Instruction:
Gather every line from the entries below that includes "ведение".

(Recorded data)
____

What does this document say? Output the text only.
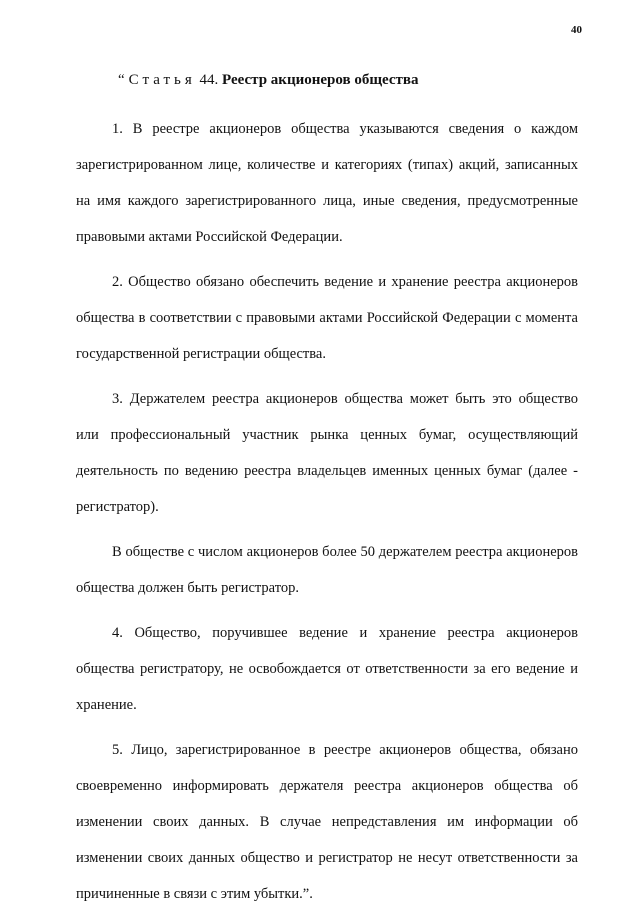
40
“Статья 44. Реестр акционеров общества

1. В реестре акционеров общества указываются сведения о каждом зарегистрированном лице, количестве и категориях (типах) акций, записанных на имя каждого зарегистрированного лица, иные сведения, предусмотренные правовыми актами Российской Федерации.

2. Общество обязано обеспечить ведение и хранение реестра акционеров общества в соответствии с правовыми актами Российской Федерации с момента государственной регистрации общества.

3. Держателем реестра акционеров общества может быть это общество или профессиональный участник рынка ценных бумаг, осуществляющий деятельность по ведению реестра владельцев именных ценных бумаг (далее - регистратор).

В обществе с числом акционеров более 50 держателем реестра акционеров общества должен быть регистратор.

4. Общество, поручившее ведение и хранение реестра акционеров общества регистратору, не освобождается от ответственности за его ведение и хранение.

5. Лицо, зарегистрированное в реестре акционеров общества, обязано своевременно информировать держателя реестра акционеров общества об изменении своих данных. В случае непредставления им информации об изменении своих данных общество и регистратор не несут ответственности за причиненные в связи с этим убытки.”.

____

Completed task:
2. Общество обязано обеспечить ведение и хранение реестра акционеров общества в соответствии с правовыми актами Российской Федерации с момента государственной регистрации общества.
4. Общество, поручившее ведение и хранение реестра акционеров общества регистратору, не освобождается от ответственности за его ведение и хранение.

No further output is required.